Short exercise = Reproduce the lines of the material exactly, excluding every image.

Provided records =
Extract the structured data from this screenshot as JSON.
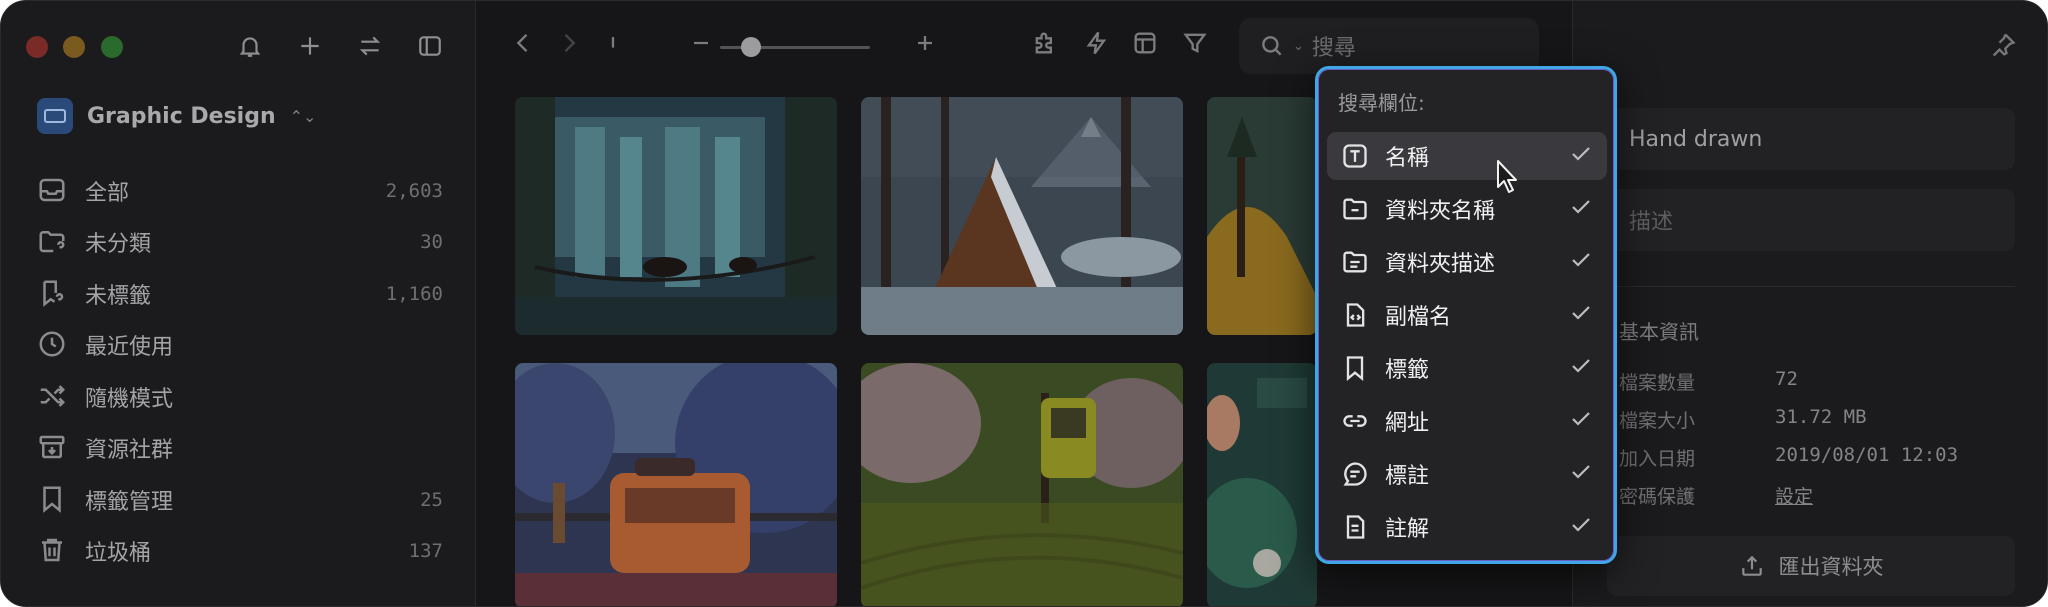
{
  "sidebar": {
    "library_name": "Graphic Design",
    "items": [
      {
        "label": "全部",
        "count": "2,603",
        "icon": "inbox-icon"
      },
      {
        "label": "未分類",
        "count": "30",
        "icon": "folder-question-icon"
      },
      {
        "label": "未標籤",
        "count": "1,160",
        "icon": "tag-question-icon"
      },
      {
        "label": "最近使用",
        "count": "",
        "icon": "clock-icon"
      },
      {
        "label": "隨機模式",
        "count": "",
        "icon": "shuffle-icon"
      },
      {
        "label": "資源社群",
        "count": "",
        "icon": "archive-icon"
      },
      {
        "label": "標籤管理",
        "count": "25",
        "icon": "bookmark-icon"
      },
      {
        "label": "垃圾桶",
        "count": "137",
        "icon": "trash-icon"
      }
    ]
  },
  "toolbar": {
    "search_placeholder": "搜尋",
    "zoom_level": 0.2
  },
  "menu": {
    "title": "搜尋欄位:",
    "items": [
      {
        "label": "名稱",
        "icon": "text-box-icon",
        "checked": true
      },
      {
        "label": "資料夾名稱",
        "icon": "folder-icon",
        "checked": true
      },
      {
        "label": "資料夾描述",
        "icon": "document-lines-icon",
        "checked": true
      },
      {
        "label": "副檔名",
        "icon": "code-file-icon",
        "checked": true
      },
      {
        "label": "標籤",
        "icon": "bookmark-icon",
        "checked": true
      },
      {
        "label": "網址",
        "icon": "link-icon",
        "checked": true
      },
      {
        "label": "標註",
        "icon": "comment-icon",
        "checked": true
      },
      {
        "label": "註解",
        "icon": "note-icon",
        "checked": true
      }
    ]
  },
  "inspector": {
    "name_value": "Hand drawn",
    "desc_placeholder": "描述",
    "section_title": "基本資訊",
    "rows": [
      {
        "label": "檔案數量",
        "value": "72"
      },
      {
        "label": "檔案大小",
        "value": "31.72 MB"
      },
      {
        "label": "加入日期",
        "value": "2019/08/01 12:03"
      },
      {
        "label": "密碼保護",
        "value": "設定"
      }
    ],
    "export_label": "匯出資料夾"
  },
  "colors": {
    "accent_border": "#3fa7e6",
    "window_bg": "#161618",
    "menu_bg": "#232326"
  }
}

Task response =
Extract the structured data from this screenshot as JSON.
{
  "sidebar": {
    "library_name": "Graphic Design",
    "items": [
      {
        "label": "全部",
        "count": "2,603",
        "icon": "inbox-icon"
      },
      {
        "label": "未分類",
        "count": "30",
        "icon": "folder-question-icon"
      },
      {
        "label": "未標籤",
        "count": "1,160",
        "icon": "tag-question-icon"
      },
      {
        "label": "最近使用",
        "count": "",
        "icon": "clock-icon"
      },
      {
        "label": "隨機模式",
        "count": "",
        "icon": "shuffle-icon"
      },
      {
        "label": "資源社群",
        "count": "",
        "icon": "archive-icon"
      },
      {
        "label": "標籤管理",
        "count": "25",
        "icon": "bookmark-icon"
      },
      {
        "label": "垃圾桶",
        "count": "137",
        "icon": "trash-icon"
      }
    ]
  },
  "toolbar": {
    "search_placeholder": "搜尋",
    "zoom_level": 0.2
  },
  "menu": {
    "title": "搜尋欄位:",
    "items": [
      {
        "label": "名稱",
        "icon": "text-box-icon",
        "checked": true
      },
      {
        "label": "資料夾名稱",
        "icon": "folder-icon",
        "checked": true
      },
      {
        "label": "資料夾描述",
        "icon": "document-lines-icon",
        "checked": true
      },
      {
        "label": "副檔名",
        "icon": "code-file-icon",
        "checked": true
      },
      {
        "label": "標籤",
        "icon": "bookmark-icon",
        "checked": true
      },
      {
        "label": "網址",
        "icon": "link-icon",
        "checked": true
      },
      {
        "label": "標註",
        "icon": "comment-icon",
        "checked": true
      },
      {
        "label": "註解",
        "icon": "note-icon",
        "checked": true
      }
    ]
  },
  "inspector": {
    "name_value": "Hand drawn",
    "desc_placeholder": "描述",
    "section_title": "基本資訊",
    "rows": [
      {
        "label": "檔案數量",
        "value": "72"
      },
      {
        "label": "檔案大小",
        "value": "31.72 MB"
      },
      {
        "label": "加入日期",
        "value": "2019/08/01 12:03"
      },
      {
        "label": "密碼保護",
        "value": "設定"
      }
    ],
    "export_label": "匯出資料夾"
  },
  "colors": {
    "accent_border": "#3fa7e6",
    "window_bg": "#161618",
    "menu_bg": "#232326"
  }
}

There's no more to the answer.